Write only the number of lines in the records beneath that hold "reference".

** start **

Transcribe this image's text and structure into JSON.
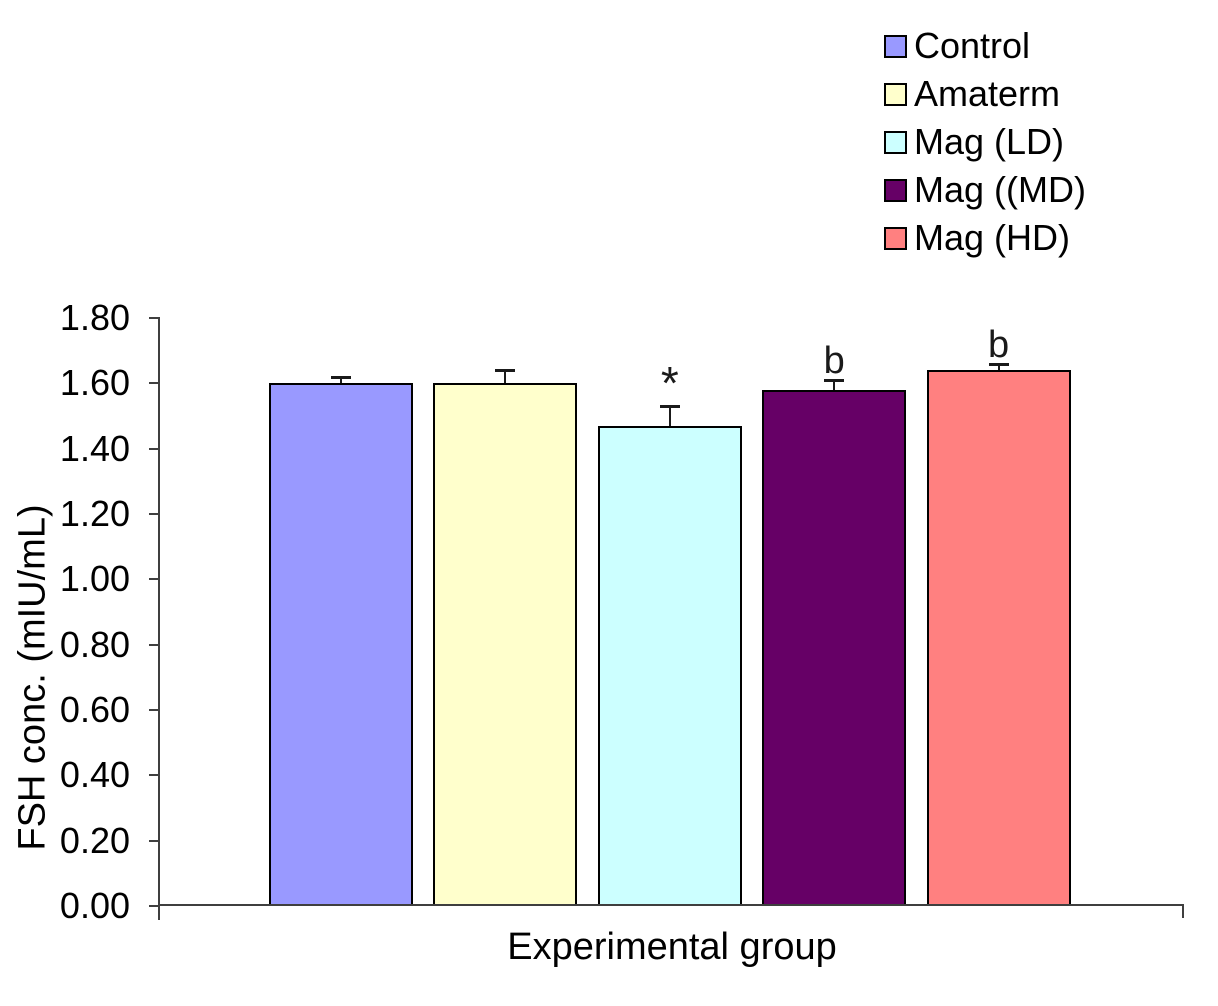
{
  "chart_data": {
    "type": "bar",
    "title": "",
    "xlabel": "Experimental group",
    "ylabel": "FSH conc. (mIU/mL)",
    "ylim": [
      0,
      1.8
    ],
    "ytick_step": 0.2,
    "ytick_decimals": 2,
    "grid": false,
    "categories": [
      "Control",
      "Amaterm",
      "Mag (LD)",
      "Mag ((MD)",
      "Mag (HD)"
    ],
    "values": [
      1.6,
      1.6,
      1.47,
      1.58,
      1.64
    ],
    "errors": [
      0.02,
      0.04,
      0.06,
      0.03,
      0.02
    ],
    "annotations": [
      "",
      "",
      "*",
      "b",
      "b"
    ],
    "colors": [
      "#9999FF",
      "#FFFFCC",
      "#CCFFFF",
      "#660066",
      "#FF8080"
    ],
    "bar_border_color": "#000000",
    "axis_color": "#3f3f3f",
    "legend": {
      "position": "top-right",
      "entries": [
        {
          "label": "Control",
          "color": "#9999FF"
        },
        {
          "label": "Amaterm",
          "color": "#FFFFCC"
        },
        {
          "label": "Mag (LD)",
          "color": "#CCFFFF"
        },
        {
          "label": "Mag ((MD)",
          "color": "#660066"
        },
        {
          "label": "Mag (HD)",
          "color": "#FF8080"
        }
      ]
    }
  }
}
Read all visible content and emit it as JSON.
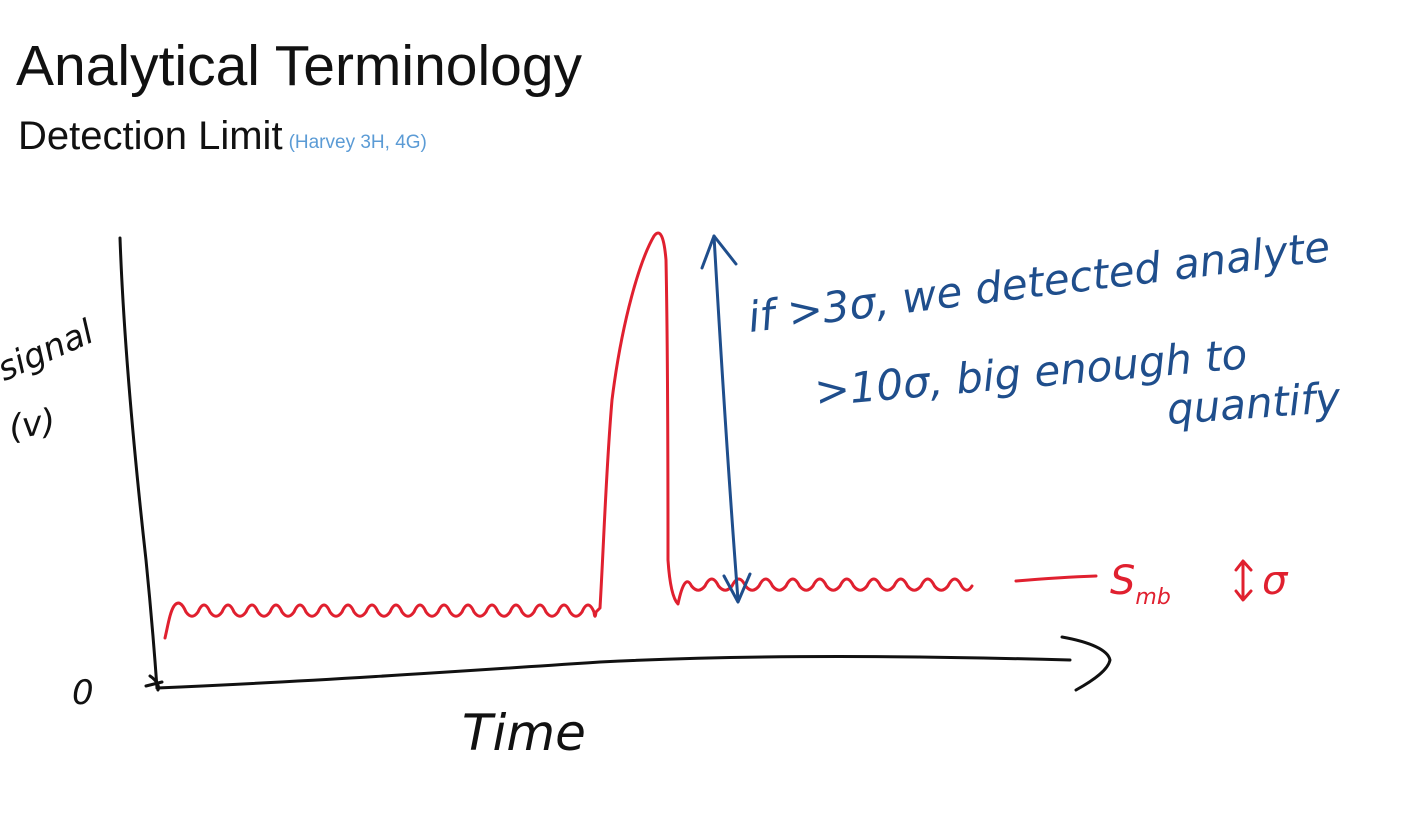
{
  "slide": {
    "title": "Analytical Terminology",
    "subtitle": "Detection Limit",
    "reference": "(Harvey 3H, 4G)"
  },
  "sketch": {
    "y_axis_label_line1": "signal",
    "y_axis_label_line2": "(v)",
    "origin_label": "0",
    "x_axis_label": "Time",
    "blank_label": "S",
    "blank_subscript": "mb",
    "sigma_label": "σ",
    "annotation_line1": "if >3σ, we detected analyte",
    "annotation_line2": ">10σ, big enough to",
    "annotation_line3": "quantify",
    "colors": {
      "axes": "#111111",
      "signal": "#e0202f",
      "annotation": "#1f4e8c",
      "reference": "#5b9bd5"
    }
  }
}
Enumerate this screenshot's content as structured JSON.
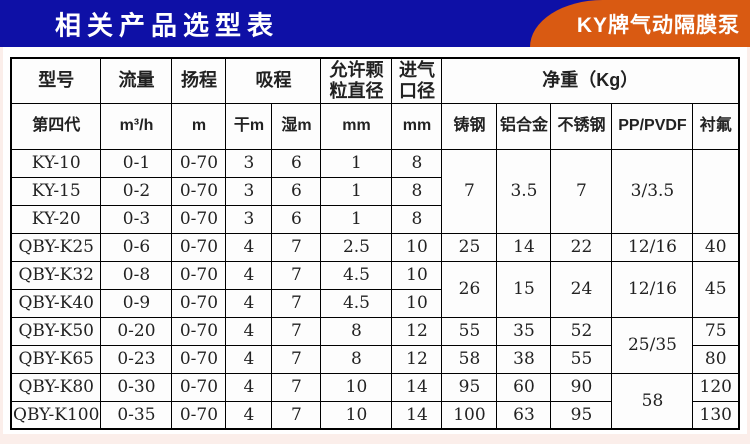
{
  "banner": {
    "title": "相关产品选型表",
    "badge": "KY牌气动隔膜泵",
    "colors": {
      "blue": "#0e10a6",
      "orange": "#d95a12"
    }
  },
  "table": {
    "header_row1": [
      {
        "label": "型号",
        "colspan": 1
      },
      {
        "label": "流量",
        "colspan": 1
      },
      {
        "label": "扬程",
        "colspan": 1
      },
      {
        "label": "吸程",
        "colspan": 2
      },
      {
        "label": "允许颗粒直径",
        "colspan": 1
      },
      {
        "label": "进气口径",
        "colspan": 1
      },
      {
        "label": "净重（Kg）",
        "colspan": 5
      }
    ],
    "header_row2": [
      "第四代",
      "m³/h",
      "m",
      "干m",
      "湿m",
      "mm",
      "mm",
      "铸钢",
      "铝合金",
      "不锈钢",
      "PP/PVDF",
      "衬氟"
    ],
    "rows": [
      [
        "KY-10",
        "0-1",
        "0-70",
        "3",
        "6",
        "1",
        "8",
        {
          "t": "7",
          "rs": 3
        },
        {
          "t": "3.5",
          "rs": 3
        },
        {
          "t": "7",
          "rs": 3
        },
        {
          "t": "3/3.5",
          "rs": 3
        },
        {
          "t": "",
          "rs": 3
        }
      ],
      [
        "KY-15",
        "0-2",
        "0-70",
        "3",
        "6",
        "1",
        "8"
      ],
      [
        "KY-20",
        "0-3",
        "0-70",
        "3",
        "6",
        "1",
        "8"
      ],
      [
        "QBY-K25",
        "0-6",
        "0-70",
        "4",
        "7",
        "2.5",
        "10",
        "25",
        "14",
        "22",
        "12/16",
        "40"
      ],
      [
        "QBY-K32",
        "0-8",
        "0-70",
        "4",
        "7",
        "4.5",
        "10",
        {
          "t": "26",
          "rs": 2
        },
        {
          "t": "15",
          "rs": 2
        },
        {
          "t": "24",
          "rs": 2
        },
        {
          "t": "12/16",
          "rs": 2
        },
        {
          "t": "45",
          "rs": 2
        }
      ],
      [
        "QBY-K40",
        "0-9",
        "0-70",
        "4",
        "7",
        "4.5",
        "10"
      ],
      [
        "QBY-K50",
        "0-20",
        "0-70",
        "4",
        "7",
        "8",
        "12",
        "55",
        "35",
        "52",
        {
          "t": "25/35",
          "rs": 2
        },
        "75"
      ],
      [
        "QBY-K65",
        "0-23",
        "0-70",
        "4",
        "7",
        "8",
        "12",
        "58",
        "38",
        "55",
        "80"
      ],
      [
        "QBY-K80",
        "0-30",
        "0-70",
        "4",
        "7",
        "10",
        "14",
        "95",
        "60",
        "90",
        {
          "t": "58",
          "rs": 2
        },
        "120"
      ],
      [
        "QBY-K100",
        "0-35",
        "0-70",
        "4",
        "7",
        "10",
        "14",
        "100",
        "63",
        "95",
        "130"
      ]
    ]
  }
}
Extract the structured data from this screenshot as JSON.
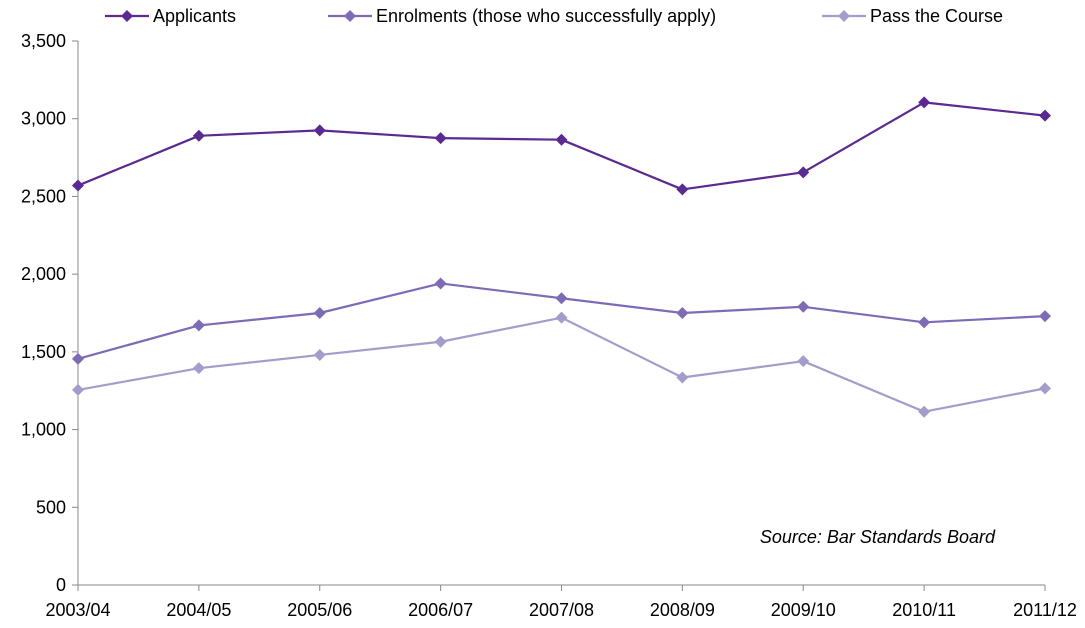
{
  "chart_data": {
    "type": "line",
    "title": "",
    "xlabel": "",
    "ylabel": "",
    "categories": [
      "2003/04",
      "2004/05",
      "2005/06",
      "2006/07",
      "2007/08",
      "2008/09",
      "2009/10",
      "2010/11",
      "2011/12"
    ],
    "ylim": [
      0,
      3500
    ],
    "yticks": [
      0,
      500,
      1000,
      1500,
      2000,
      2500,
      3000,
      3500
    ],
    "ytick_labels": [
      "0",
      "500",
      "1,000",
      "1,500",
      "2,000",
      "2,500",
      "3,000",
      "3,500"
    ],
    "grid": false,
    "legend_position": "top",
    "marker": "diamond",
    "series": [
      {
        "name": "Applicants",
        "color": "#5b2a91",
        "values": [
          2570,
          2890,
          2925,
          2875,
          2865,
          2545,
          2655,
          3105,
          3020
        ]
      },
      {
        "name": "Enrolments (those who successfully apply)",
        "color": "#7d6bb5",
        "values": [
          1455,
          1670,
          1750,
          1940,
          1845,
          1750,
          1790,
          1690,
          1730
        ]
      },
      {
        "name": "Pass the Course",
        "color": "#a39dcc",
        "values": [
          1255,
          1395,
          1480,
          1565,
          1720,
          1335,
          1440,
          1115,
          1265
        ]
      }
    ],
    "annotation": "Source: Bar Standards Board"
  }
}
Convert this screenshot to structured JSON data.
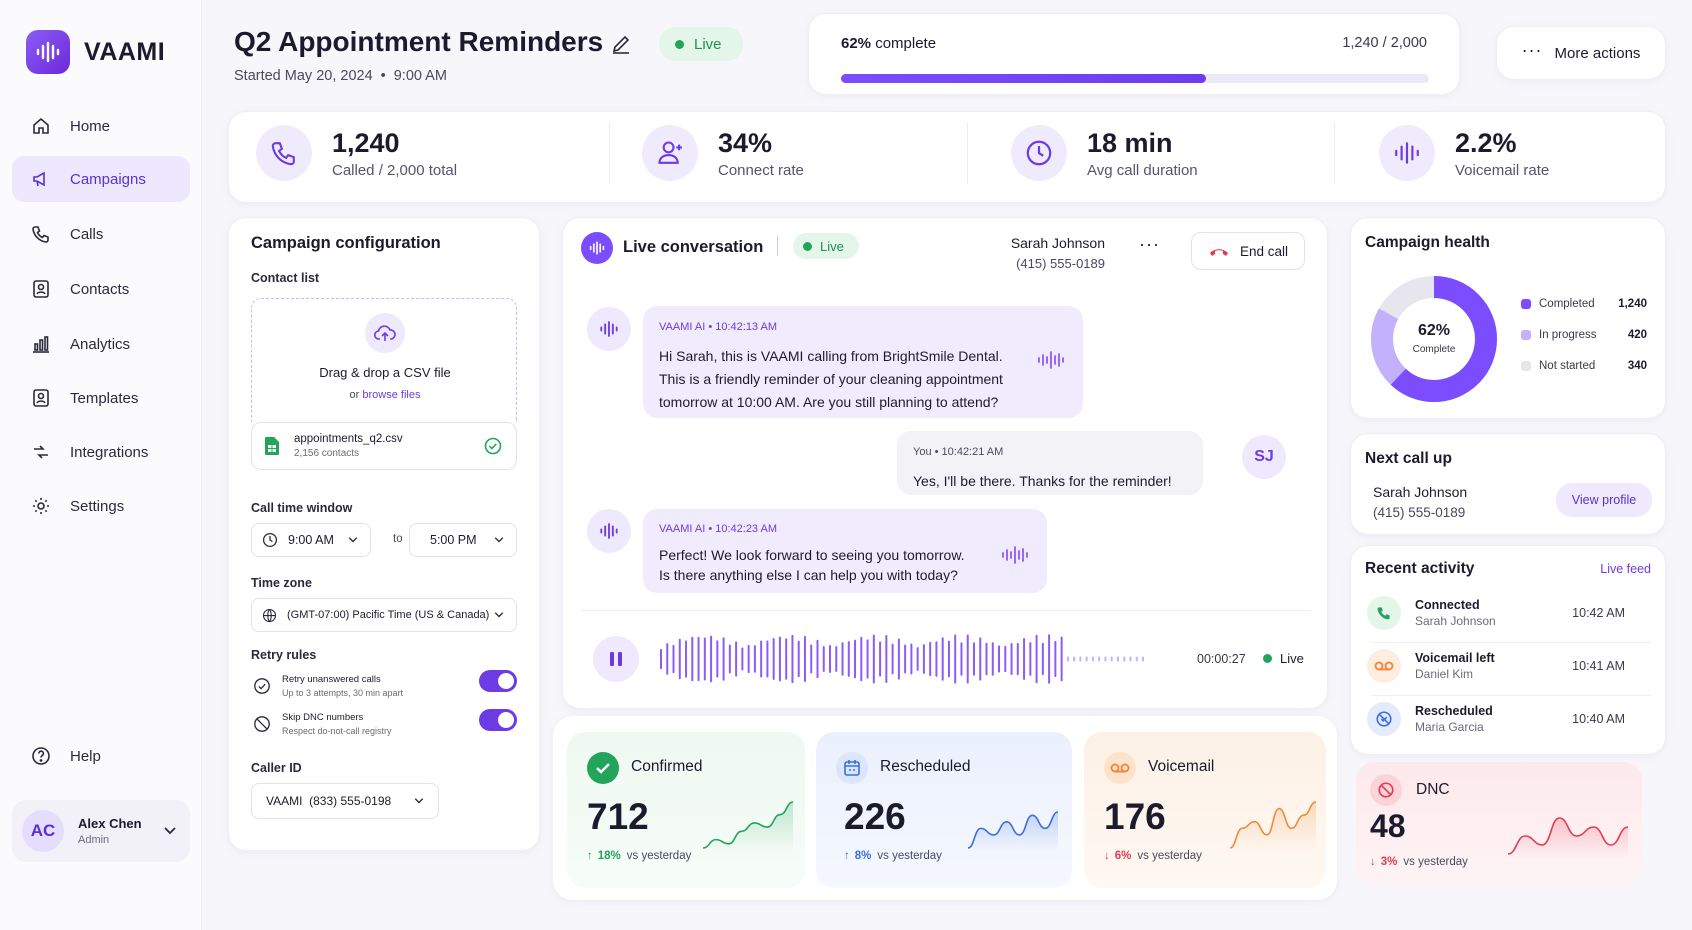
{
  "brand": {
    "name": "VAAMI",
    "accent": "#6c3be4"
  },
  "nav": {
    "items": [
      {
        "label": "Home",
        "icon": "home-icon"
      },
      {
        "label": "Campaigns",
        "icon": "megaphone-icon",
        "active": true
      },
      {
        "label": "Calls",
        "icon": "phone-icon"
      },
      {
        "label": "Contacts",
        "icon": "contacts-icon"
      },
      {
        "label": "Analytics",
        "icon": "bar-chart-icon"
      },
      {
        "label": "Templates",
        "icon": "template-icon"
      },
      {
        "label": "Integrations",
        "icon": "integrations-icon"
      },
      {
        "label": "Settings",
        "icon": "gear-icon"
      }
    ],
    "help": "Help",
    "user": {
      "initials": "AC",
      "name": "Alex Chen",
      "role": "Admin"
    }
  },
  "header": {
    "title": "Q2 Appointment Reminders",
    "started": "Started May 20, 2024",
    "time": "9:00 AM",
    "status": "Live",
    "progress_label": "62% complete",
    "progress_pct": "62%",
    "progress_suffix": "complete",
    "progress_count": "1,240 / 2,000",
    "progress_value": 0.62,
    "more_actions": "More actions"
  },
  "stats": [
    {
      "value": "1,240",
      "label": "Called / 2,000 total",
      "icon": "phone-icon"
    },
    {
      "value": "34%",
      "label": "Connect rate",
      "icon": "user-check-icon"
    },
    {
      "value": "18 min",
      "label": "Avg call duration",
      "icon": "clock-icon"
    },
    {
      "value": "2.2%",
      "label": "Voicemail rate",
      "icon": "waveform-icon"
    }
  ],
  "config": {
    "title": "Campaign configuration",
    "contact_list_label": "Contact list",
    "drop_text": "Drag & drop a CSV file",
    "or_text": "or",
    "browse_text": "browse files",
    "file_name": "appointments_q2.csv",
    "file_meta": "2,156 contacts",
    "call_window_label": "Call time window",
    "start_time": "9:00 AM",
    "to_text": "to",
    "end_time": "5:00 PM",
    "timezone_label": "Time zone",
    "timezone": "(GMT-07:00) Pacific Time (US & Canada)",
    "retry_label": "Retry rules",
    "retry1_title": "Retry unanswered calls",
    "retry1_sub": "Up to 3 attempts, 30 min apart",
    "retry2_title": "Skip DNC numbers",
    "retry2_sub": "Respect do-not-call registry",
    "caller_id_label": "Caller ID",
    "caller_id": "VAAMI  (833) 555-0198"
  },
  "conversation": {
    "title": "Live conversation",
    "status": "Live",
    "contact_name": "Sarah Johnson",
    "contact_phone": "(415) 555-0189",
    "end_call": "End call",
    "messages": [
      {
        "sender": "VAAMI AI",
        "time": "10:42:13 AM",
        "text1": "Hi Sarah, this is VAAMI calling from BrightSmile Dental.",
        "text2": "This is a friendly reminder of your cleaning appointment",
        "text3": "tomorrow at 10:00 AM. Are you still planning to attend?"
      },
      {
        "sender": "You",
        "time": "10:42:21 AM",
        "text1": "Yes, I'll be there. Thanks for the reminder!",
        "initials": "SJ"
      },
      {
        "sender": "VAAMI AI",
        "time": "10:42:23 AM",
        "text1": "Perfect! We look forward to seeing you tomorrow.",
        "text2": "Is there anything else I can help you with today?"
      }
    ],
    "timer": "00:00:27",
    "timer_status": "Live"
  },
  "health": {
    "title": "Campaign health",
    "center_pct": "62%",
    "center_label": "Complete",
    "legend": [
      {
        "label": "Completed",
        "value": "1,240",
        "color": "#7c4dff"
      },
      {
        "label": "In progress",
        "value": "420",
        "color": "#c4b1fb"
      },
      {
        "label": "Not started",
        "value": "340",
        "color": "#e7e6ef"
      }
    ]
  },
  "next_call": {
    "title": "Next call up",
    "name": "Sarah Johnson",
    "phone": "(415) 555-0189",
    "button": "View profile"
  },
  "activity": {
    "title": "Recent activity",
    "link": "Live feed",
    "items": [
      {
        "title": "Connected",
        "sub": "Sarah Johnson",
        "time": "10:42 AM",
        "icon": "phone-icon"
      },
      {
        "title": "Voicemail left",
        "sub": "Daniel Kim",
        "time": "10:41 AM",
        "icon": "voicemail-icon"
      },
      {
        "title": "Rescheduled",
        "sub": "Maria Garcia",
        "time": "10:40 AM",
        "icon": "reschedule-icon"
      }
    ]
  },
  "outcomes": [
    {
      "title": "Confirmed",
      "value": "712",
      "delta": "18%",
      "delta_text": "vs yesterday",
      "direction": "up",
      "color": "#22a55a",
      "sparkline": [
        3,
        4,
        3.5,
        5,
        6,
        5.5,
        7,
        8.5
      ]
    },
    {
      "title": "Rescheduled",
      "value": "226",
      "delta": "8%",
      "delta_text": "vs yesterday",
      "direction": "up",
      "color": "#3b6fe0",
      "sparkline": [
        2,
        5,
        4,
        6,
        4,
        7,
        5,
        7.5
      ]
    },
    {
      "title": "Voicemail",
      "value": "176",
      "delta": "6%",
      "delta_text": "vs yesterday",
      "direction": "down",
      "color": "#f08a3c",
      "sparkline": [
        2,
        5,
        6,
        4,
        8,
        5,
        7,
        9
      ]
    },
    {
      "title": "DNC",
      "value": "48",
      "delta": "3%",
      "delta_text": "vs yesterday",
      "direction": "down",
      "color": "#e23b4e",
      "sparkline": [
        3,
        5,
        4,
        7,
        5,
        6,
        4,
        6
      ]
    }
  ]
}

** end **

# OUTPUT
2